Across the data below, how many lines hold "this"? Answer with that number and nothing else.
** Begin Supplied material **
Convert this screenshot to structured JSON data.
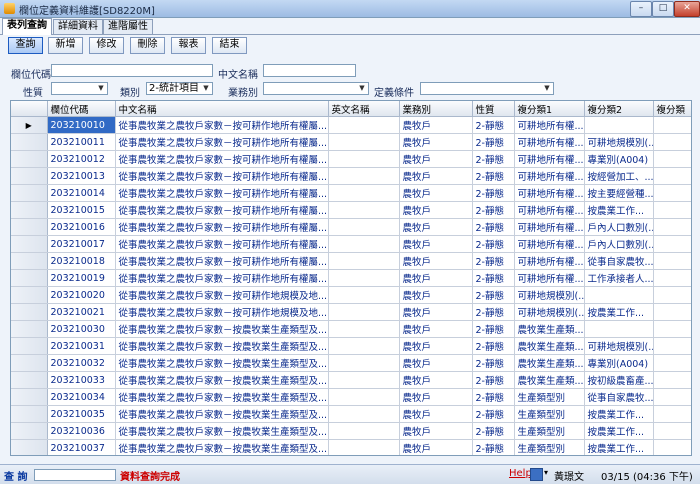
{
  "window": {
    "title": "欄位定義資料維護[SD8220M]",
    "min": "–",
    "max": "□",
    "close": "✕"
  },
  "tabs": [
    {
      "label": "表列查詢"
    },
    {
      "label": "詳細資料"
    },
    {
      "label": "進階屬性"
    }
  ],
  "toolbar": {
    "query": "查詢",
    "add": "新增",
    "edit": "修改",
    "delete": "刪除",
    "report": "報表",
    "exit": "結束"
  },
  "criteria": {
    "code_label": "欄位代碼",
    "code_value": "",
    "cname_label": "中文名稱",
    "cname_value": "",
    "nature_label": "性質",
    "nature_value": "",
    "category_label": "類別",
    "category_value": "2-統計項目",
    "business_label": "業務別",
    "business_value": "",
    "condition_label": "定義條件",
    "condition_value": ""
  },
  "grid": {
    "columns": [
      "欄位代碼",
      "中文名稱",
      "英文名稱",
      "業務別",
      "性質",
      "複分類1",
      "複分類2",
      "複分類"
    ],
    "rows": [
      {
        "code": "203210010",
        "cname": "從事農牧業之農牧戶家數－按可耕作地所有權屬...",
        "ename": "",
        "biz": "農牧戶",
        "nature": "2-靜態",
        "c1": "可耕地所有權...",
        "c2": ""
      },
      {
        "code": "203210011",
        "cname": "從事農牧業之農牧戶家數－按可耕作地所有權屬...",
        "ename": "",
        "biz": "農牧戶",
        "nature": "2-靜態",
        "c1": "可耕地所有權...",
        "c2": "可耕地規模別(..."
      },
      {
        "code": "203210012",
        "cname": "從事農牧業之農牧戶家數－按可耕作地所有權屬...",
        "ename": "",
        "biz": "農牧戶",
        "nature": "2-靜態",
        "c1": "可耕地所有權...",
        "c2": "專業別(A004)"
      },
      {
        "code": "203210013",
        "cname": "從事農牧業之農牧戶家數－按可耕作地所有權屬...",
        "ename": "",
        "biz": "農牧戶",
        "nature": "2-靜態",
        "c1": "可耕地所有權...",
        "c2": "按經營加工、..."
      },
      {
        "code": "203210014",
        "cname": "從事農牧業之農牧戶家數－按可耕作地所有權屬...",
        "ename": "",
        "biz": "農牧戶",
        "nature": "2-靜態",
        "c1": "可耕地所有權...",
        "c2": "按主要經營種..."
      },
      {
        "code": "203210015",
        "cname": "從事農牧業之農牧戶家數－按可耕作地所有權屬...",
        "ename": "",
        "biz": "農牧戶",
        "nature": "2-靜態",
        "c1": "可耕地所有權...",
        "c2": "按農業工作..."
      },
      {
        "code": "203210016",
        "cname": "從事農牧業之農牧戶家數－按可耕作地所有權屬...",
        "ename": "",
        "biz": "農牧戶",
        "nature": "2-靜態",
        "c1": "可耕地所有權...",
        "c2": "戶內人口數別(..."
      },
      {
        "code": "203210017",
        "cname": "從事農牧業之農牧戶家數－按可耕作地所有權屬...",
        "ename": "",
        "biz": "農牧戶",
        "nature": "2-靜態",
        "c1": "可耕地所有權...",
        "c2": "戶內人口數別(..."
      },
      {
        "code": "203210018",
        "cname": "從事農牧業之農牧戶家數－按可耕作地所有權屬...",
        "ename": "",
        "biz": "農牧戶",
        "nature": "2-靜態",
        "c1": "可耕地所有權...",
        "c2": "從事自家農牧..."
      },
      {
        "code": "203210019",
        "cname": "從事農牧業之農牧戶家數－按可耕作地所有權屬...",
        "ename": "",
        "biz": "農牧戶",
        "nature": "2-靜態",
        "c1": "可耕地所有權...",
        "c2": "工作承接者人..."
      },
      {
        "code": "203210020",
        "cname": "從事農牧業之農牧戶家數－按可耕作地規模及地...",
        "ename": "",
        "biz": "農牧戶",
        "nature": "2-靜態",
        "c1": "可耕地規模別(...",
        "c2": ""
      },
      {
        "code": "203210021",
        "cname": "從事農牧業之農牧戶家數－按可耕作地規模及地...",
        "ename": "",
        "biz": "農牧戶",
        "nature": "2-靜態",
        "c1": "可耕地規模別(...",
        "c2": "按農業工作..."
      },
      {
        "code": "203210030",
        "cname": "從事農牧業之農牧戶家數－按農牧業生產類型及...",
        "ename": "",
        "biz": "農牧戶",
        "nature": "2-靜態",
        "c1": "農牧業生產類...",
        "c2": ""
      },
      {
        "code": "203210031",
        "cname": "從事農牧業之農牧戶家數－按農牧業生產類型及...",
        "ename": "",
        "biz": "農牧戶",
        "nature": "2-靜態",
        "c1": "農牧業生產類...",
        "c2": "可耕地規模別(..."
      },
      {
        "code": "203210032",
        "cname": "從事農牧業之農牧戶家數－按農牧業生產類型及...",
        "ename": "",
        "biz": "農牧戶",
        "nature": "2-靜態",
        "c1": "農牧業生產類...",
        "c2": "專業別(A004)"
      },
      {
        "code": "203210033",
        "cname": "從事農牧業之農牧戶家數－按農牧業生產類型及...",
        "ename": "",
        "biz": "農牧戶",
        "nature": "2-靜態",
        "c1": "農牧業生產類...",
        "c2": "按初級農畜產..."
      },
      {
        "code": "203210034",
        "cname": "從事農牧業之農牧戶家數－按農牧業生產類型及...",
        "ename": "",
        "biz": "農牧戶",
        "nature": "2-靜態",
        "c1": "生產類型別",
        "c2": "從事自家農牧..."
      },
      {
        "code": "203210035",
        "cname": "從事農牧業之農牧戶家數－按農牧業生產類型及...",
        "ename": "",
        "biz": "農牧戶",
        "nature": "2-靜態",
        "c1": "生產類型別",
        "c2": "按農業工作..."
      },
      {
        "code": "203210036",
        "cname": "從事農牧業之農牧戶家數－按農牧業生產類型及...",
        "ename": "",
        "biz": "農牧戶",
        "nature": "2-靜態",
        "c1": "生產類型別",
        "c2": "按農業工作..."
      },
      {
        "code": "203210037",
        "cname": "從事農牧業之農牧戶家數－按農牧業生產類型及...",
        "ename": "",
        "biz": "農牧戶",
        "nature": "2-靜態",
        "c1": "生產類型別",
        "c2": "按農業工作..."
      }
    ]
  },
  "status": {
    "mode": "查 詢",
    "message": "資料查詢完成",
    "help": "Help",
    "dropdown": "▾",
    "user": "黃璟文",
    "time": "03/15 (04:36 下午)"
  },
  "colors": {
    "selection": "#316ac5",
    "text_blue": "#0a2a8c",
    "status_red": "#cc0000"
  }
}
** End Supplied material **
** Begin Supplied material **
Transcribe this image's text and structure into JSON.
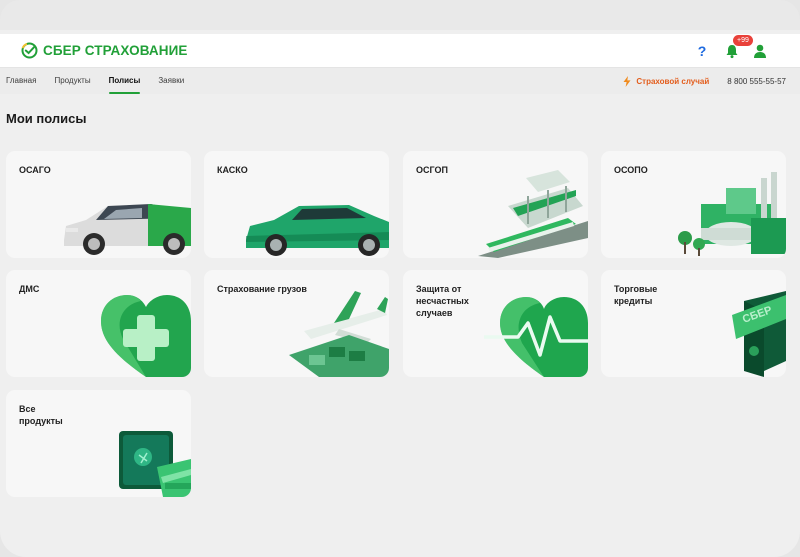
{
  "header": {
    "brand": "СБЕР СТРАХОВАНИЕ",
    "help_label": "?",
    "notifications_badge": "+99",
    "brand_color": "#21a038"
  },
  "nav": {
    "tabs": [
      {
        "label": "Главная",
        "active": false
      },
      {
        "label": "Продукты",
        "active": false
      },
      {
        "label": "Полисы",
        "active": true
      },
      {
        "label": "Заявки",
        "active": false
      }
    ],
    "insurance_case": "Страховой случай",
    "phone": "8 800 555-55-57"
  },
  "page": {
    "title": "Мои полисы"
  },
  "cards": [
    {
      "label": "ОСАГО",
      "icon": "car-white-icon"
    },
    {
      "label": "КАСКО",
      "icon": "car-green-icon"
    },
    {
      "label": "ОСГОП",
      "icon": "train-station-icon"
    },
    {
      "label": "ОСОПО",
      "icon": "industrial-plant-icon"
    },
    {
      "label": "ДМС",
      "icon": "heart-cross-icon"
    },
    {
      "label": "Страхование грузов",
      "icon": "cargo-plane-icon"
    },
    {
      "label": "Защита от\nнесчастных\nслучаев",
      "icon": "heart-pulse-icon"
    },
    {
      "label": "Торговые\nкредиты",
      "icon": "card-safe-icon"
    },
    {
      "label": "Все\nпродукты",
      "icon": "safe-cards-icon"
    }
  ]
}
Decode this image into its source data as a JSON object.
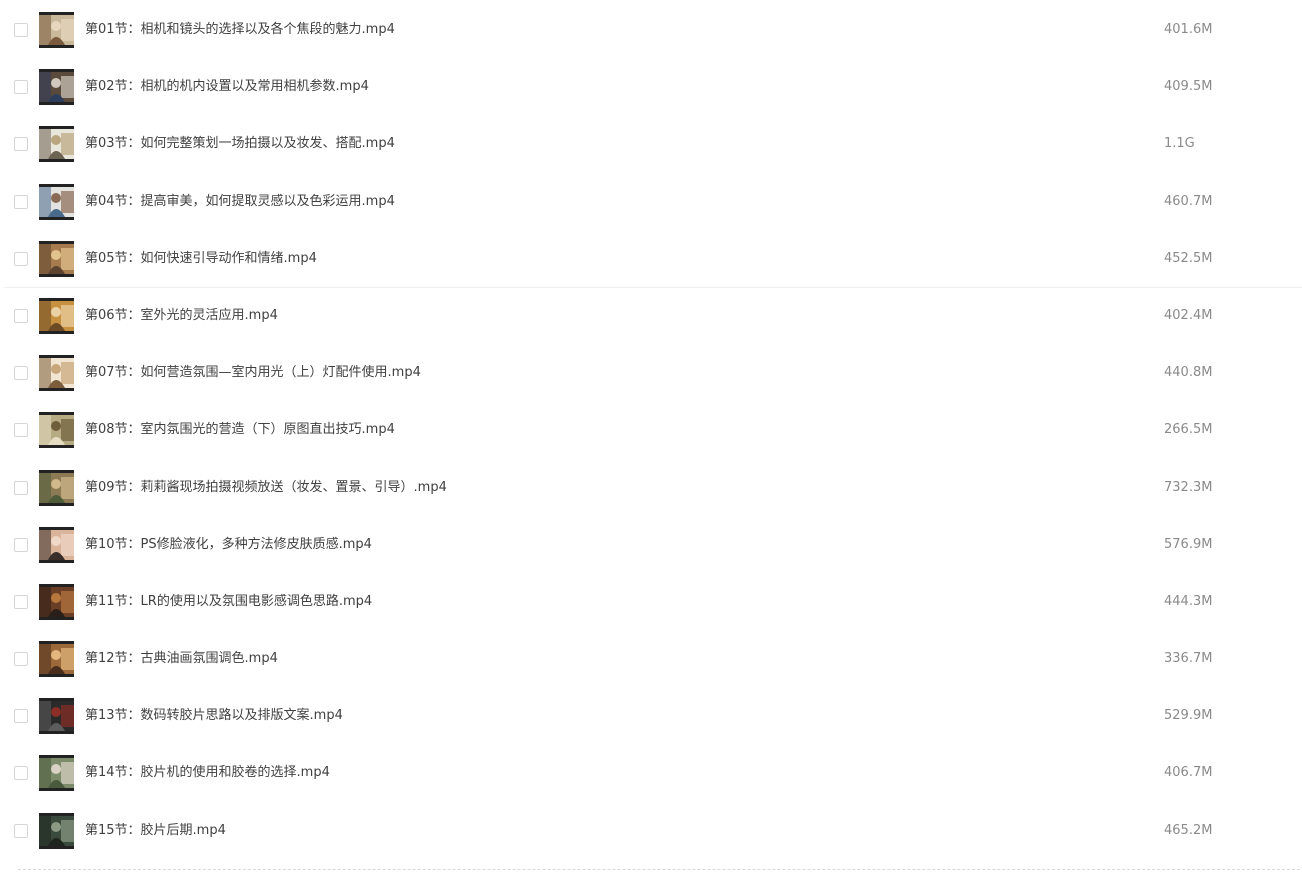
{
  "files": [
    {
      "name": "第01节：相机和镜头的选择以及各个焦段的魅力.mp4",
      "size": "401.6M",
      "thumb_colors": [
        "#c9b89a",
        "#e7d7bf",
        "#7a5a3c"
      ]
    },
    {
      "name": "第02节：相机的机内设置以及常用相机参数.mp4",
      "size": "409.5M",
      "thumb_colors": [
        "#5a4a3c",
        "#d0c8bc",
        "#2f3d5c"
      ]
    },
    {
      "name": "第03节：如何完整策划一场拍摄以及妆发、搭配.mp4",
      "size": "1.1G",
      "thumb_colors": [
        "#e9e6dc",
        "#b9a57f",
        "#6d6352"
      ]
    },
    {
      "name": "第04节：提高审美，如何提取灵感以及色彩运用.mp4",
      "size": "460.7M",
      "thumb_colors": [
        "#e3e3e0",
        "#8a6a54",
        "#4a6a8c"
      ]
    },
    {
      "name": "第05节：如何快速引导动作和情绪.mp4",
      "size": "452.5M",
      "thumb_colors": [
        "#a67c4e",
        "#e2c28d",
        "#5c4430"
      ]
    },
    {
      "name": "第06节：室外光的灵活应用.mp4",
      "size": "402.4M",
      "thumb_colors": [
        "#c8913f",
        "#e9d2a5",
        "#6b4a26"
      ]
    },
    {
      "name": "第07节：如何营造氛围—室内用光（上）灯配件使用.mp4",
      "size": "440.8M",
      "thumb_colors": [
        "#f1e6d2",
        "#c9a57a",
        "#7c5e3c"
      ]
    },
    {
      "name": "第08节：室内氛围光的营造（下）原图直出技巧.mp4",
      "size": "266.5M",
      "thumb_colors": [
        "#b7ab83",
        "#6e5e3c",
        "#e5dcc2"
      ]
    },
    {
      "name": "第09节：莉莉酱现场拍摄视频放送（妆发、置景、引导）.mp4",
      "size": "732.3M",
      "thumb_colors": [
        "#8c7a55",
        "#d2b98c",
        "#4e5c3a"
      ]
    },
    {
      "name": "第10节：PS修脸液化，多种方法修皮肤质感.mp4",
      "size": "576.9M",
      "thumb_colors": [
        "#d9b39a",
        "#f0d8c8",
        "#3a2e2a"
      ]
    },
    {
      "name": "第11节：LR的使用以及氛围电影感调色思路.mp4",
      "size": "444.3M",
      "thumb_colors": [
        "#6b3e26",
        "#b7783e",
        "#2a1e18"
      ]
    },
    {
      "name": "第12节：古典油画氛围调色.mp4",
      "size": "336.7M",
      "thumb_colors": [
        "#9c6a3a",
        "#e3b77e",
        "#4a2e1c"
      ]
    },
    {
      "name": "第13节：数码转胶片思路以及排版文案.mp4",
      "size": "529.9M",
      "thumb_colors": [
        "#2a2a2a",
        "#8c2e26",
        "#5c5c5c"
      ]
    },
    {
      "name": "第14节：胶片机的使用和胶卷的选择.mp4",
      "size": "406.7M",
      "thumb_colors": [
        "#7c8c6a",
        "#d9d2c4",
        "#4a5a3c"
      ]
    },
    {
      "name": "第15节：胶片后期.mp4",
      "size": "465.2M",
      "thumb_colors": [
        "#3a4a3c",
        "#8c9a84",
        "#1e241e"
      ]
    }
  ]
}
** End Supplied material **
** Begin Supplied material **
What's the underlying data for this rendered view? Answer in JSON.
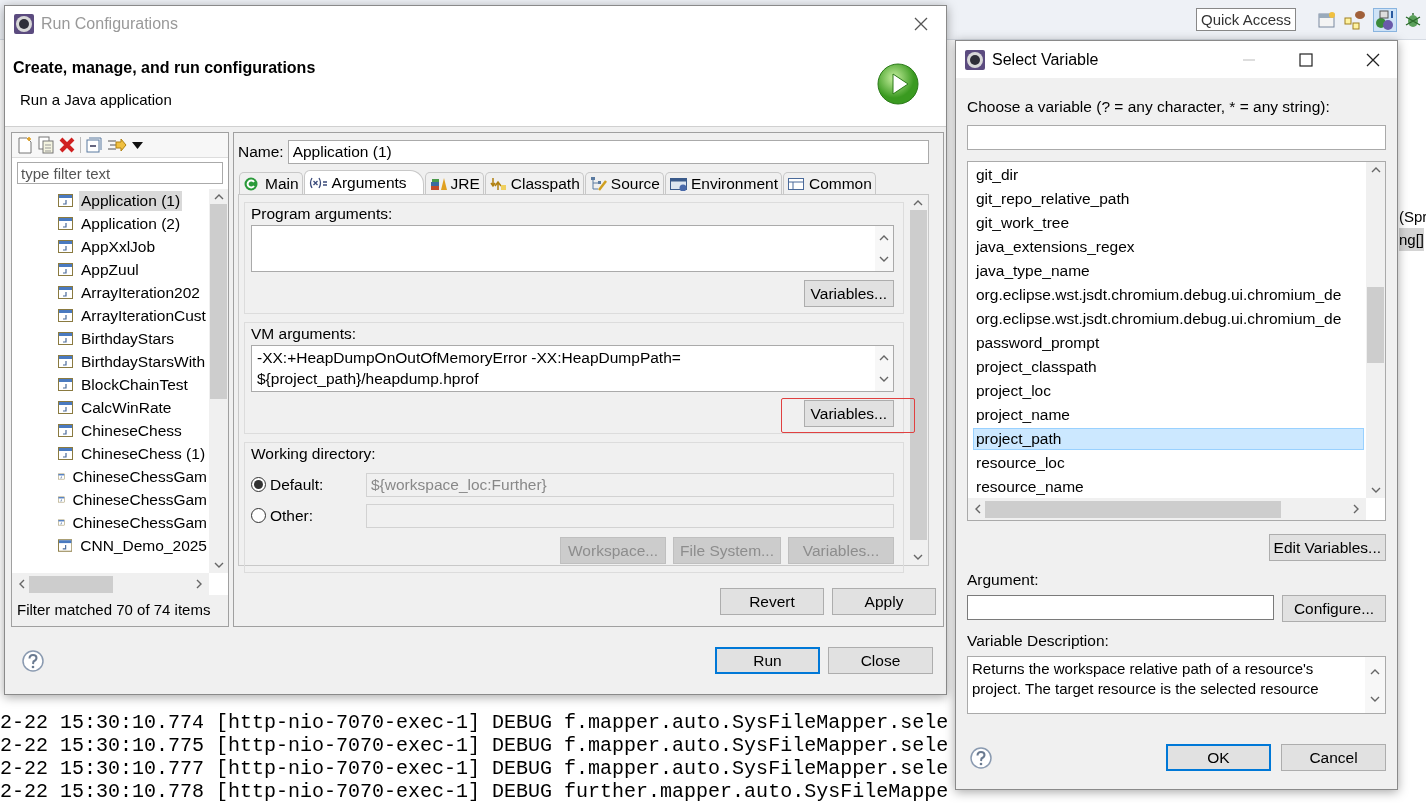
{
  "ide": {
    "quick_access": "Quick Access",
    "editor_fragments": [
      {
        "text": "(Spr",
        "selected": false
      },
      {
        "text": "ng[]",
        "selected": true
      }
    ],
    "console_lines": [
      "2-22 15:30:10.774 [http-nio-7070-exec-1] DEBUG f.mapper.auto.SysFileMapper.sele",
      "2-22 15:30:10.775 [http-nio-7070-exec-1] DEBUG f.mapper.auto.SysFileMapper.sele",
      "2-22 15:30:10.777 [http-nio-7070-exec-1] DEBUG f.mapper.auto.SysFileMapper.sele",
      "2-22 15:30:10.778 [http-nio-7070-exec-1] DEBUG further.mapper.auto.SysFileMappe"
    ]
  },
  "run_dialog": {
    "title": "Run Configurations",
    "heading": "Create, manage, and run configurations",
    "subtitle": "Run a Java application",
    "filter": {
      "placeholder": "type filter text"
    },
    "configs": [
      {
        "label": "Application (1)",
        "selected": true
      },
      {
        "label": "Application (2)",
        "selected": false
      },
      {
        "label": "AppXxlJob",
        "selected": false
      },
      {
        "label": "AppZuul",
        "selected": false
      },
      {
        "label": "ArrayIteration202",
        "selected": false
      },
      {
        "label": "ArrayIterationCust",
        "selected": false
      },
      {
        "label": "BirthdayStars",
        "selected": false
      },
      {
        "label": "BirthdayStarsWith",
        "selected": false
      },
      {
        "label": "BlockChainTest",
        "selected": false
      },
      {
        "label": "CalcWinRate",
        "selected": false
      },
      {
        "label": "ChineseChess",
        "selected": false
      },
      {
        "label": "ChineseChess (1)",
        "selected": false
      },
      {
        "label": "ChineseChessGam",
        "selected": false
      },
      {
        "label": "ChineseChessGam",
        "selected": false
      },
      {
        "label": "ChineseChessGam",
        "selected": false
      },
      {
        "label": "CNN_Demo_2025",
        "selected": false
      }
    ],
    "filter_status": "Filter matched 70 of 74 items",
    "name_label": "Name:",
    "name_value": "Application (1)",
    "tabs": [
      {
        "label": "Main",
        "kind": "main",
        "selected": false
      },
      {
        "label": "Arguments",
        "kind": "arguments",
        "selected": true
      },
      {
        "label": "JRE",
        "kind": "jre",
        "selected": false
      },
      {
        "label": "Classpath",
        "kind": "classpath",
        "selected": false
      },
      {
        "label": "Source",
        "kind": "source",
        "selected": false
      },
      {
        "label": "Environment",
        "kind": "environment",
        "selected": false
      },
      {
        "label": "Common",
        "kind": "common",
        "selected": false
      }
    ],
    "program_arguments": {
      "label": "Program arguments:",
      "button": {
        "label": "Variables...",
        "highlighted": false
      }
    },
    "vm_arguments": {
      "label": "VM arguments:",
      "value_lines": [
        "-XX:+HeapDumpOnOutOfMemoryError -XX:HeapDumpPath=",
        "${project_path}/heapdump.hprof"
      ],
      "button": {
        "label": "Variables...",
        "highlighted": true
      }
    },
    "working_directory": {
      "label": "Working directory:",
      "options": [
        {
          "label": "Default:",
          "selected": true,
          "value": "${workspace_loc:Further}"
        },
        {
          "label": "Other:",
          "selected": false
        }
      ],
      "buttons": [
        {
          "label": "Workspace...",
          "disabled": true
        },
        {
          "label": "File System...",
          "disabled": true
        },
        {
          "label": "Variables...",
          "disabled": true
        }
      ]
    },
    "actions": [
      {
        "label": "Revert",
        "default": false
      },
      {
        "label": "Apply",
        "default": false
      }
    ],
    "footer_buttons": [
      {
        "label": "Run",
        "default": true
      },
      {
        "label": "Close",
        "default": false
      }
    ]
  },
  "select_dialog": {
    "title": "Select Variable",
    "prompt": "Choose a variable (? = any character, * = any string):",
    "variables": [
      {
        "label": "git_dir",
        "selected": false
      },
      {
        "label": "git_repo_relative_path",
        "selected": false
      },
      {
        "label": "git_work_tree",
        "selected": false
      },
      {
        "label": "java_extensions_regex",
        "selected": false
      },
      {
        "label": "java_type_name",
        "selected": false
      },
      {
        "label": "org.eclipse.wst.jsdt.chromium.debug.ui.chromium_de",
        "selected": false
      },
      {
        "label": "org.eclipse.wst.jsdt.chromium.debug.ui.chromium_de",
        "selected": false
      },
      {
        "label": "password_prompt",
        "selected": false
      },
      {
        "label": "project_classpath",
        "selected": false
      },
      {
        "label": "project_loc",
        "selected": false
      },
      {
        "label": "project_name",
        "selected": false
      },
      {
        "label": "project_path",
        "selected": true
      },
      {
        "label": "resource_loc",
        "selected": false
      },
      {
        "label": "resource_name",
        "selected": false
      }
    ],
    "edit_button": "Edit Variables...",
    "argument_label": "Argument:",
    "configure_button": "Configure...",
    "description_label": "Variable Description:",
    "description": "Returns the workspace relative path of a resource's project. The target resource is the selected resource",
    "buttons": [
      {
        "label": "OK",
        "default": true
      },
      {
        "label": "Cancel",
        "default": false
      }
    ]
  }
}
** End Supplied material **
§ **Task response**
4